-- start of Information shown --
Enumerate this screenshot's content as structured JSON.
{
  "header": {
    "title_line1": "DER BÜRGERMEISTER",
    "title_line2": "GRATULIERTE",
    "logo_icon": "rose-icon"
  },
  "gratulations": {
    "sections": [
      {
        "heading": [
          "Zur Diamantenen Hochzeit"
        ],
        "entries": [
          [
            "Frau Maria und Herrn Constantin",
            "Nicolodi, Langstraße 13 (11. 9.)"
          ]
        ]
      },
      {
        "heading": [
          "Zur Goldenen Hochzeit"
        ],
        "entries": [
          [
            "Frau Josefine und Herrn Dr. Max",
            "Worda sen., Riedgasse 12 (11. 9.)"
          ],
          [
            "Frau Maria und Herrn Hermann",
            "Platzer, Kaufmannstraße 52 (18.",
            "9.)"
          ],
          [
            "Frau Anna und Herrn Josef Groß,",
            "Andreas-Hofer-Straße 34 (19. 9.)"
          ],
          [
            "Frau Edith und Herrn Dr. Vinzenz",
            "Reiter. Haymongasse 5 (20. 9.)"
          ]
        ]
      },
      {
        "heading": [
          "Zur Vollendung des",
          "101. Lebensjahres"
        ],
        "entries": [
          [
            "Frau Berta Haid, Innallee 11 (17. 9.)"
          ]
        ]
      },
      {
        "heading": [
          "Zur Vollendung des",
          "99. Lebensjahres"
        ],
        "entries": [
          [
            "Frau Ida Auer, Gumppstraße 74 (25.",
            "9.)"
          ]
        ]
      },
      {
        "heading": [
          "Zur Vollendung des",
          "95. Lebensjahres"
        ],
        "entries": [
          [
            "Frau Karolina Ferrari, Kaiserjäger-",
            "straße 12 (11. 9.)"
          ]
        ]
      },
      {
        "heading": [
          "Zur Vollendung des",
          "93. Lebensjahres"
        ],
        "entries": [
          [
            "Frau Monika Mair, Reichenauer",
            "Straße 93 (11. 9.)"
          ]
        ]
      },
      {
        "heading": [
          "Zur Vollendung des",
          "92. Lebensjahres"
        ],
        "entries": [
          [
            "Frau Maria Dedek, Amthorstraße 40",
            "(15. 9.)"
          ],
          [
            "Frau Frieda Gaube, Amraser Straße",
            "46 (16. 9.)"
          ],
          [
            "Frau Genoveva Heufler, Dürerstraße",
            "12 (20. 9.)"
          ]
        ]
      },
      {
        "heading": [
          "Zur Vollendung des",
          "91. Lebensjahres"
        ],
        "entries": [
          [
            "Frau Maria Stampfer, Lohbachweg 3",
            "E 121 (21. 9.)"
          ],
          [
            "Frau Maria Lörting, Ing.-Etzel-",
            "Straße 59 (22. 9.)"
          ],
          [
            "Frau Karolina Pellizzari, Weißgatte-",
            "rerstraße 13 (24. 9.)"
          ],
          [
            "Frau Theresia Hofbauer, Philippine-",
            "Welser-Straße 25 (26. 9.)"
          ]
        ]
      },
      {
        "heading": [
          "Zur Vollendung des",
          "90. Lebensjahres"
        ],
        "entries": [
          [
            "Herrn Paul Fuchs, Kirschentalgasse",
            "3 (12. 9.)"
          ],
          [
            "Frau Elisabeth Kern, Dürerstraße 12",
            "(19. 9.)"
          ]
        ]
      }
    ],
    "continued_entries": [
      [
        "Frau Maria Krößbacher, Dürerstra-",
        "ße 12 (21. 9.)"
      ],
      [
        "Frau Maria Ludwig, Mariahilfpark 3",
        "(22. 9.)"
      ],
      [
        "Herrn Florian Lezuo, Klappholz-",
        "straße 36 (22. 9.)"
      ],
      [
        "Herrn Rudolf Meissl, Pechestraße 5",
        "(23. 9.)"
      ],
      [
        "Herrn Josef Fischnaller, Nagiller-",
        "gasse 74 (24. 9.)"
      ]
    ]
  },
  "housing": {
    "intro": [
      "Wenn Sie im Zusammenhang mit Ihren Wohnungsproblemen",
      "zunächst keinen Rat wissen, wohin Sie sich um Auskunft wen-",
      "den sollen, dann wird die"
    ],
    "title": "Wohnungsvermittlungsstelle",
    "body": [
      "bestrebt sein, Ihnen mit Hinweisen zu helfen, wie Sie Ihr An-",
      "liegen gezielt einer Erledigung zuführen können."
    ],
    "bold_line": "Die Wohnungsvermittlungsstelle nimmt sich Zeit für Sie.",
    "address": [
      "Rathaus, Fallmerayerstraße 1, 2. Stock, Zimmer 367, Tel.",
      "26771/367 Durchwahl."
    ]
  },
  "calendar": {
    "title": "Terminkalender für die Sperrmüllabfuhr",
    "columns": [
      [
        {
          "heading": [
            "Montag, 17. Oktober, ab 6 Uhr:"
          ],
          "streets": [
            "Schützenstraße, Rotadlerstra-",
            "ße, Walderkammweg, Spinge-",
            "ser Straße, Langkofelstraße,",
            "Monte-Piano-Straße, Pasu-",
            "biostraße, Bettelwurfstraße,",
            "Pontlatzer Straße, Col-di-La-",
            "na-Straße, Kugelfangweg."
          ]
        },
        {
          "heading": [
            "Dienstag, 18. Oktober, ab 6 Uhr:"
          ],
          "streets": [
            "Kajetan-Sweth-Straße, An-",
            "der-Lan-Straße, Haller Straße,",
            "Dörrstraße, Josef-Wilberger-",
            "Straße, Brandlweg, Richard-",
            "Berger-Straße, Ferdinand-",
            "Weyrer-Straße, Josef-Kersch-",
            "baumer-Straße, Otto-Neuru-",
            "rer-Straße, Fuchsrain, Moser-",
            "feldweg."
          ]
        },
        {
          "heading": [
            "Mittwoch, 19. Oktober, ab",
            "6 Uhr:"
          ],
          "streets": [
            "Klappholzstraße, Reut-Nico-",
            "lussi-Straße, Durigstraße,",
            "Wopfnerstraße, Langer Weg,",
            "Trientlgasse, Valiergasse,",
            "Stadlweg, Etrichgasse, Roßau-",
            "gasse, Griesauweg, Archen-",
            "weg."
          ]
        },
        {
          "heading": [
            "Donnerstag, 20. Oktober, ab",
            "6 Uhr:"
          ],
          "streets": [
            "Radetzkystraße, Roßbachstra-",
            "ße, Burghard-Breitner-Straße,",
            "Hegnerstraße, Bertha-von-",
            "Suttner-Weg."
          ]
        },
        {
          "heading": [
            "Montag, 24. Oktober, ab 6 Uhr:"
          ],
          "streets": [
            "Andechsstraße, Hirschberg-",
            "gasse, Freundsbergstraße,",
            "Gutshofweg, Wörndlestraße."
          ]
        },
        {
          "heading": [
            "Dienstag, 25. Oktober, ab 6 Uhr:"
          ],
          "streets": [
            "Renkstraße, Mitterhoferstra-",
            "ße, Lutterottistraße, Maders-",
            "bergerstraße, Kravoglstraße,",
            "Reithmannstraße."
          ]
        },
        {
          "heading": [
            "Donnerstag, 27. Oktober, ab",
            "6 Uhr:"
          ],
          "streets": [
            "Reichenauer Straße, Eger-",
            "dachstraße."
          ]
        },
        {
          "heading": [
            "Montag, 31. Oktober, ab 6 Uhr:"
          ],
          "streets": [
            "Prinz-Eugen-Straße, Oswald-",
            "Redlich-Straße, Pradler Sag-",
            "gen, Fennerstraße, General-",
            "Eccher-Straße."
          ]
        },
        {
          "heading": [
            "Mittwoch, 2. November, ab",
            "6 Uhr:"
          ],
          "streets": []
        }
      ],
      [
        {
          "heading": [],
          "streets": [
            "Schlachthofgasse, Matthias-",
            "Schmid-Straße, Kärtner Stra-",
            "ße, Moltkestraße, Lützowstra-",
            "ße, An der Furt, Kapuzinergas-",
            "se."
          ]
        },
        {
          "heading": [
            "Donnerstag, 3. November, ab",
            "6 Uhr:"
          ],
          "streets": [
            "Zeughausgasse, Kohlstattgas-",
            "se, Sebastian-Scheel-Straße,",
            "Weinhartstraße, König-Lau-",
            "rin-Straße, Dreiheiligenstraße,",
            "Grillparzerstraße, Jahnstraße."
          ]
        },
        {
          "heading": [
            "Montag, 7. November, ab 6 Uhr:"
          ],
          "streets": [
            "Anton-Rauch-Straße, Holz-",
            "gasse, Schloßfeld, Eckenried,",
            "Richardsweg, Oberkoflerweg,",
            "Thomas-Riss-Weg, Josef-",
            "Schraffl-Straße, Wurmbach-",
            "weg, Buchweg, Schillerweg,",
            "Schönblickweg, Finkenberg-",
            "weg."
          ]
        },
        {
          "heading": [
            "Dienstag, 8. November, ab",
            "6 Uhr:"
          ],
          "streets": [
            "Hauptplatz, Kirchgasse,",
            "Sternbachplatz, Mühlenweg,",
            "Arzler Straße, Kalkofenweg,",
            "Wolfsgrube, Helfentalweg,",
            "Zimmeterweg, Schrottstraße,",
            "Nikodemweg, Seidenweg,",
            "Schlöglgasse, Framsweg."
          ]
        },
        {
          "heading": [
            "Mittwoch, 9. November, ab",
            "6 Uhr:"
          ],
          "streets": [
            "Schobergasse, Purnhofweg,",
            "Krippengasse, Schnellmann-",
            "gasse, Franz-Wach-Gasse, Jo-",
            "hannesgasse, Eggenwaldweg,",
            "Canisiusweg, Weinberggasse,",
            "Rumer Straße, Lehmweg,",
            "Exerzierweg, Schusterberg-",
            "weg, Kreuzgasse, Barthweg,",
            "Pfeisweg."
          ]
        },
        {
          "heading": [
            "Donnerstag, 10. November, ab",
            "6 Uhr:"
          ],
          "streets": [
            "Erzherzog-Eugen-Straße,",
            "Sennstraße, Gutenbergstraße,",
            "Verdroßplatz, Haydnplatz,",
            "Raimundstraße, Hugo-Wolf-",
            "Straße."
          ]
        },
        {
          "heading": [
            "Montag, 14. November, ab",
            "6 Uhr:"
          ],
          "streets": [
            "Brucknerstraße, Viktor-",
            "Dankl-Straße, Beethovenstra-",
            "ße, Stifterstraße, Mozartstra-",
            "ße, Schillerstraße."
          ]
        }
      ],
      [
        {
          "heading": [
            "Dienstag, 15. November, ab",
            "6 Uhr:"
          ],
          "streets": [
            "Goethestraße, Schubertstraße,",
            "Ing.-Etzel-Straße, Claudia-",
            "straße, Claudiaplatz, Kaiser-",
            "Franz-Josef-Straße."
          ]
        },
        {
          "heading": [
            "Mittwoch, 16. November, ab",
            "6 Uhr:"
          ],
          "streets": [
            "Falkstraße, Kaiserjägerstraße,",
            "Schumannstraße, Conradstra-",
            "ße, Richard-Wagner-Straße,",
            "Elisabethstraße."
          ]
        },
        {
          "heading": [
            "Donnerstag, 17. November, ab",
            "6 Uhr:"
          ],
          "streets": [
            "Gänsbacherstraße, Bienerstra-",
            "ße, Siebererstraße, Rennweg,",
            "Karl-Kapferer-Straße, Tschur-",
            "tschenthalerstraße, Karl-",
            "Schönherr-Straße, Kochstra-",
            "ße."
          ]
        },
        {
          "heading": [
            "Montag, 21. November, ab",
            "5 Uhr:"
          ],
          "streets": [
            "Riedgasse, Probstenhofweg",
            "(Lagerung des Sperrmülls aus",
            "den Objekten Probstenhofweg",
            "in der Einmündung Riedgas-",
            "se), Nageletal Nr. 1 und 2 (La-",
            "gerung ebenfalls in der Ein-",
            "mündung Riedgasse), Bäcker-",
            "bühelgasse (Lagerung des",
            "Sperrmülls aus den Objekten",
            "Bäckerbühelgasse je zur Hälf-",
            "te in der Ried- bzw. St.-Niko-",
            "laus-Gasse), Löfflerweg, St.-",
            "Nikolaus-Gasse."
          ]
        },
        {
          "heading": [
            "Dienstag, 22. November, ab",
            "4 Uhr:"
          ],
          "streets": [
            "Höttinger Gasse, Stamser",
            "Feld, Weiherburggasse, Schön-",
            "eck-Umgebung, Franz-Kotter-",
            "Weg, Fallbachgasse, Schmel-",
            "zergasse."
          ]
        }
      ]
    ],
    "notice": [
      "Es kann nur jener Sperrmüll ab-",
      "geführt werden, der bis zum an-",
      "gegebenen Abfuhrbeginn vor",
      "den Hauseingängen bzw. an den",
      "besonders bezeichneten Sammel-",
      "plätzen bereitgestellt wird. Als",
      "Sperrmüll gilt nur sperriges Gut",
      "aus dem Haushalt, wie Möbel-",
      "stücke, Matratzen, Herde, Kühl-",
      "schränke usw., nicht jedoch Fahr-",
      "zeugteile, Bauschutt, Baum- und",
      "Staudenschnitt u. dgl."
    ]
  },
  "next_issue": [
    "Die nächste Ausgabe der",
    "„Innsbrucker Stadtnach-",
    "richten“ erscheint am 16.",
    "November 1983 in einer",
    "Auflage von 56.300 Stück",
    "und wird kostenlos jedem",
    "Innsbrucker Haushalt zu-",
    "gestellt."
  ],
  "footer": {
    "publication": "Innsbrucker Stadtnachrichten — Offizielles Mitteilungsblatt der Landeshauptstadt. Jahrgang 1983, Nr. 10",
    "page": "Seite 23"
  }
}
-- end of Information shown --
Pick out all lines containing the string "Lagerung".

> Expected answer
            "(Lagerung des Sperrmülls aus",
            "bühelgasse (Lagerung des",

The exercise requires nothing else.